Omit every picture and output the rest of the records exactly as they are.
[Start The data]
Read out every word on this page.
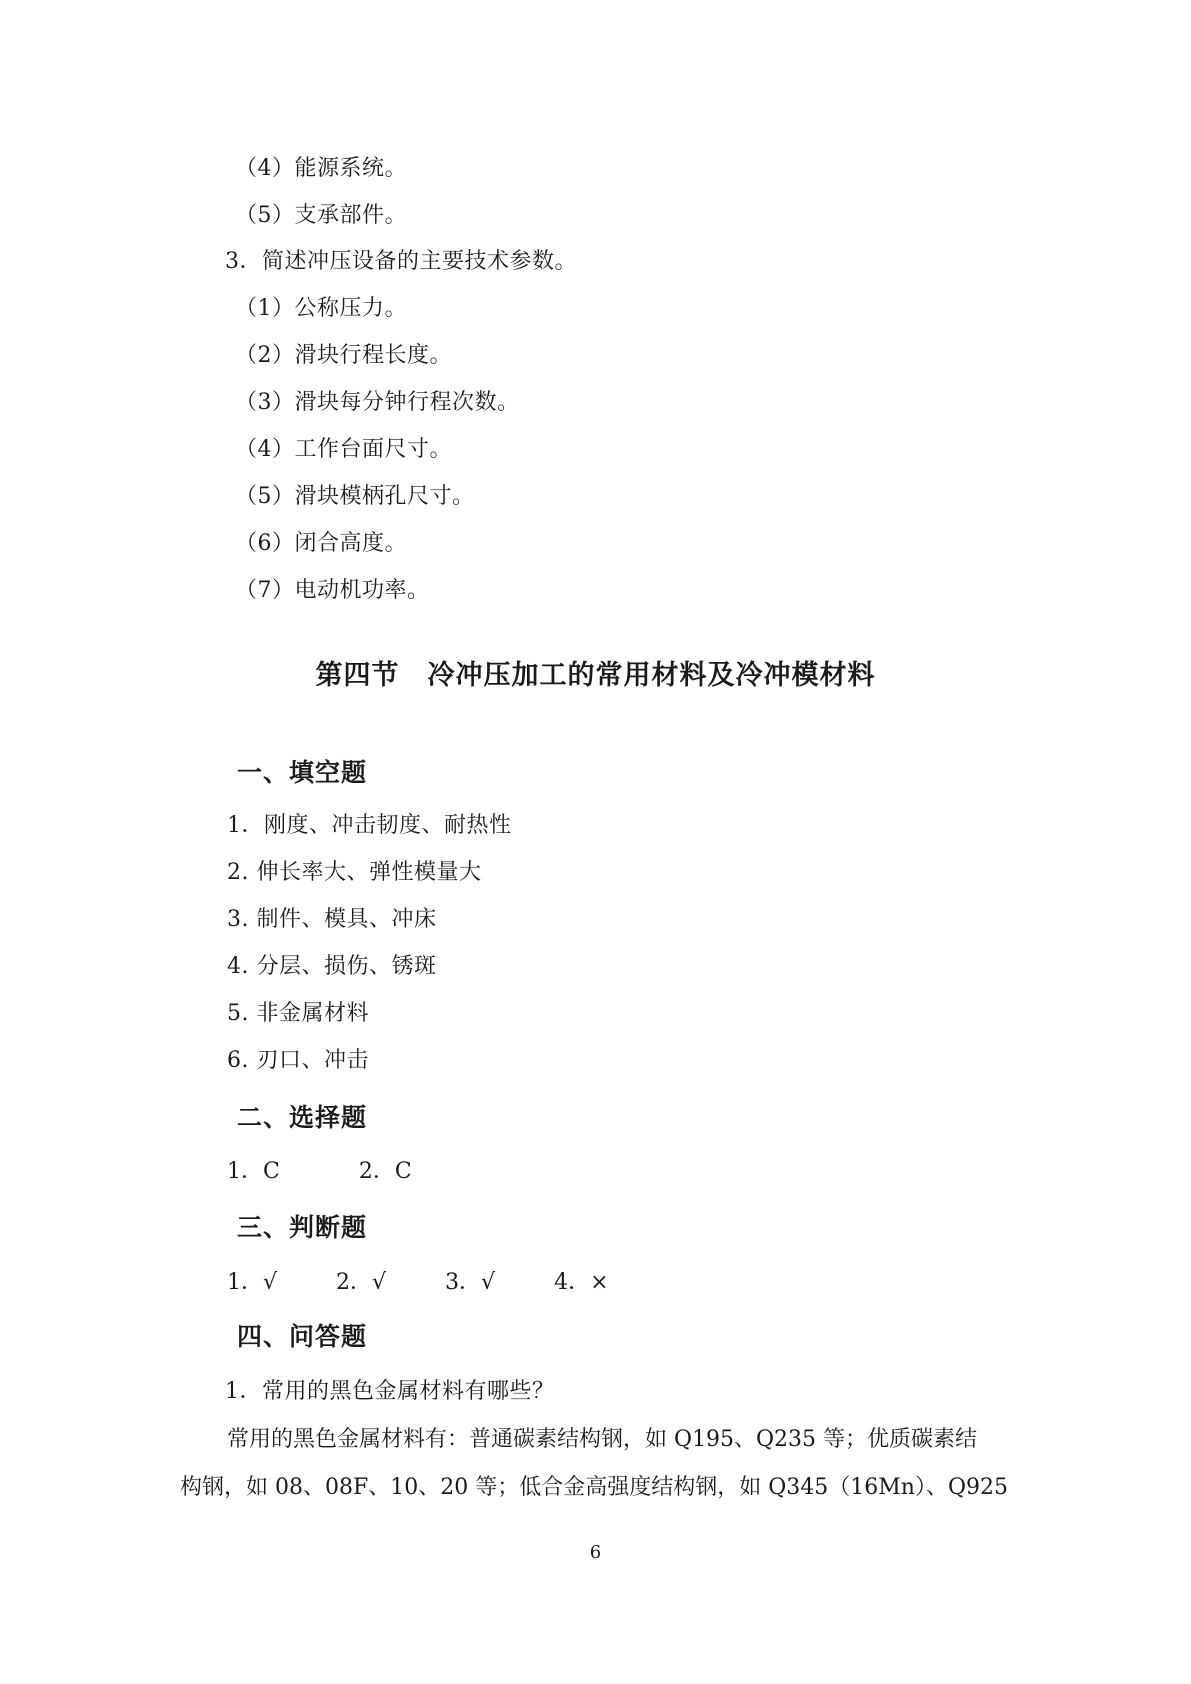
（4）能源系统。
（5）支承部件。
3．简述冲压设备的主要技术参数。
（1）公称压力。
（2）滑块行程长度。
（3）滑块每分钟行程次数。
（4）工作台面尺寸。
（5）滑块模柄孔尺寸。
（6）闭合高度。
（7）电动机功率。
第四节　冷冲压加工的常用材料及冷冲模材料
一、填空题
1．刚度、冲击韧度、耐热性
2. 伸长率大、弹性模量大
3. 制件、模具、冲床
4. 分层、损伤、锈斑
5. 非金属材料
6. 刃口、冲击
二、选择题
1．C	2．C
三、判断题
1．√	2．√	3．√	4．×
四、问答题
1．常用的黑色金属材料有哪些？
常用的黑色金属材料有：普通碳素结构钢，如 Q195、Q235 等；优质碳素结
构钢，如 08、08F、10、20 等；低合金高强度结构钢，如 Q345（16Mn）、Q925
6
[End The data]
Complete response >>
Read out every word on this page.
（4）能源系统。
（5）支承部件。
3．简述冲压设备的主要技术参数。
（1）公称压力。
（2）滑块行程长度。
（3）滑块每分钟行程次数。
（4）工作台面尺寸。
（5）滑块模柄孔尺寸。
（6）闭合高度。
（7）电动机功率。
第四节　冷冲压加工的常用材料及冷冲模材料
一、填空题
1．刚度、冲击韧度、耐热性
2. 伸长率大、弹性模量大
3. 制件、模具、冲床
4. 分层、损伤、锈斑
5. 非金属材料
6. 刃口、冲击
二、选择题
1．C	2．C
三、判断题
1．√	2．√	3．√	4．×
四、问答题
1．常用的黑色金属材料有哪些？
常用的黑色金属材料有：普通碳素结构钢，如 Q195、Q235 等；优质碳素结
构钢，如 08、08F、10、20 等；低合金高强度结构钢，如 Q345（16Mn）、Q925
6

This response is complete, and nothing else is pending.